• _DATA ENTRIES_:
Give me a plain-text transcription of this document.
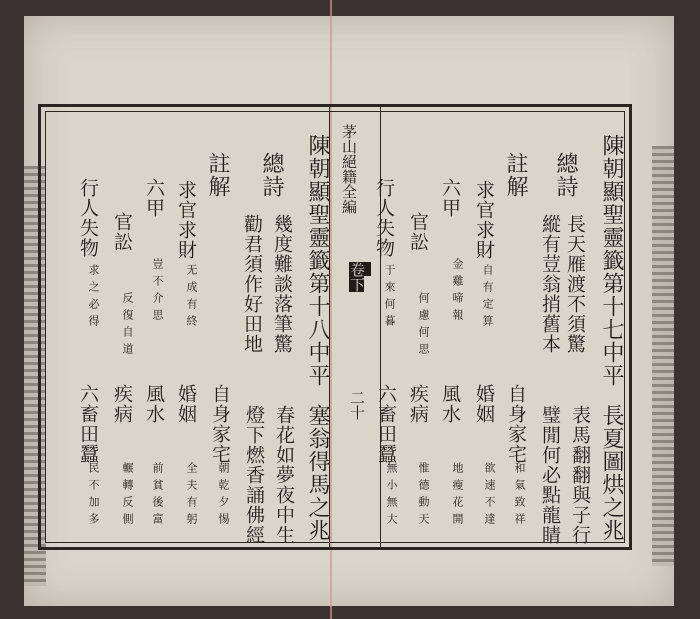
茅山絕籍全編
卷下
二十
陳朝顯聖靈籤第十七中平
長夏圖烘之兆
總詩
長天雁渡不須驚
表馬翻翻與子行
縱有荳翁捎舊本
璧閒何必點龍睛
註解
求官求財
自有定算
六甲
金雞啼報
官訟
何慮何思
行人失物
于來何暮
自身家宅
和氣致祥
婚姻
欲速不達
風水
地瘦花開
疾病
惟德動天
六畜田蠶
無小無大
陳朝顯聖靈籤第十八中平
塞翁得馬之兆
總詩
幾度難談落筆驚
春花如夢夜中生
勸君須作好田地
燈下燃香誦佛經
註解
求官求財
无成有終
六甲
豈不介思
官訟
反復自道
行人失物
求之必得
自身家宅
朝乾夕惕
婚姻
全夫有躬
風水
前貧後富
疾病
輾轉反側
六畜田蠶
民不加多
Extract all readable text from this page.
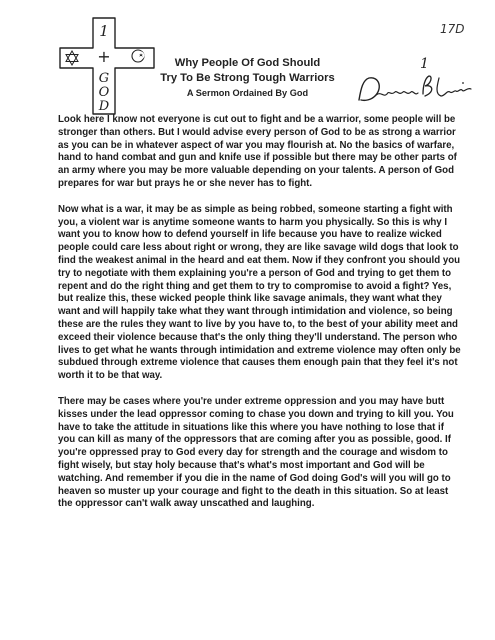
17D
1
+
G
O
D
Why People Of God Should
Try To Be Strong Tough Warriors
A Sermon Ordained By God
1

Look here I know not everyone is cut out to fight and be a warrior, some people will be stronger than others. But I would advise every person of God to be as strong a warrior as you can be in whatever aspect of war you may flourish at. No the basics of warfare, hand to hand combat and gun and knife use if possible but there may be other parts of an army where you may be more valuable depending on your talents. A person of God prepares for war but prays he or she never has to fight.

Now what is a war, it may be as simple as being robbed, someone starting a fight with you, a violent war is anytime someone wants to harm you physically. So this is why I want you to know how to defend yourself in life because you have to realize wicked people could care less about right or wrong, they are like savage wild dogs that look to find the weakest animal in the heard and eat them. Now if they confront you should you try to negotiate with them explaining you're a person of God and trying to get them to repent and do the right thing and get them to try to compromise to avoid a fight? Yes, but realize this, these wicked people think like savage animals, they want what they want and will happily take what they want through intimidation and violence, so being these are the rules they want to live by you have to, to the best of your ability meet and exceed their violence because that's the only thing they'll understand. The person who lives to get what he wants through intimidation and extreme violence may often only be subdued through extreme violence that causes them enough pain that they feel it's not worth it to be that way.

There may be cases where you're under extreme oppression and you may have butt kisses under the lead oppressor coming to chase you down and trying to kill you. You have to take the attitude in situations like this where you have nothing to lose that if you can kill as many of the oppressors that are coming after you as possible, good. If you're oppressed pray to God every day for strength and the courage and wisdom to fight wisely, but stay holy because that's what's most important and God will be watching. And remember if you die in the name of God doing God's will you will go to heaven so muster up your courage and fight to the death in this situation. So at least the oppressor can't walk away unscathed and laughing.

• _WRITTEN PROBLEM_: Your copy should hold every record word for word and none of the pictures.

• _REPLY_:
Give me a plain-text transcription of this document.
茅山絕籍全編
卷下
二十
陳朝顯聖靈籤第十七中平
長夏圖烘之兆
總詩
長天雁渡不須驚
表馬翻翻與子行
縱有荳翁捎舊本
璧閒何必點龍睛
註解
求官求財
自有定算
六甲
金雞啼報
官訟
何慮何思
行人失物
于來何暮
自身家宅
和氣致祥
婚姻
欲速不達
風水
地瘦花開
疾病
惟德動天
六畜田蠶
無小無大
陳朝顯聖靈籤第十八中平
塞翁得馬之兆
總詩
幾度難談落筆驚
春花如夢夜中生
勸君須作好田地
燈下燃香誦佛經
註解
求官求財
无成有終
六甲
豈不介思
官訟
反復自道
行人失物
求之必得
自身家宅
朝乾夕惕
婚姻
全夫有躬
風水
前貧後富
疾病
輾轉反側
六畜田蠶
民不加多
Extract all readable text from this page.
17D
1
+
G
O
D
Why People Of God Should
Try To Be Strong Tough Warriors
A Sermon Ordained By God
1

Look here I know not everyone is cut out to fight and be a warrior, some people will be stronger than others. But I would advise every person of God to be as strong a warrior as you can be in whatever aspect of war you may flourish at. No the basics of warfare, hand to hand combat and gun and knife use if possible but there may be other parts of an army where you may be more valuable depending on your talents. A person of God prepares for war but prays he or she never has to fight.

Now what is a war, it may be as simple as being robbed, someone starting a fight with you, a violent war is anytime someone wants to harm you physically. So this is why I want you to know how to defend yourself in life because you have to realize wicked people could care less about right or wrong, they are like savage wild dogs that look to find the weakest animal in the heard and eat them. Now if they confront you should you try to negotiate with them explaining you're a person of God and trying to get them to repent and do the right thing and get them to try to compromise to avoid a fight? Yes, but realize this, these wicked people think like savage animals, they want what they want and will happily take what they want through intimidation and violence, so being these are the rules they want to live by you have to, to the best of your ability meet and exceed their violence because that's the only thing they'll understand. The person who lives to get what he wants through intimidation and extreme violence may often only be subdued through extreme violence that causes them enough pain that they feel it's not worth it to be that way.

There may be cases where you're under extreme oppression and you may have butt kisses under the lead oppressor coming to chase you down and trying to kill you. You have to take the attitude in situations like this where you have nothing to lose that if you can kill as many of the oppressors that are coming after you as possible, good. If you're oppressed pray to God every day for strength and the courage and wisdom to fight wisely, but stay holy because that's what's most important and God will be watching. And remember if you die in the name of God doing God's will you will go to heaven so muster up your courage and fight to the death in this situation. So at least the oppressor can't walk away unscathed and laughing.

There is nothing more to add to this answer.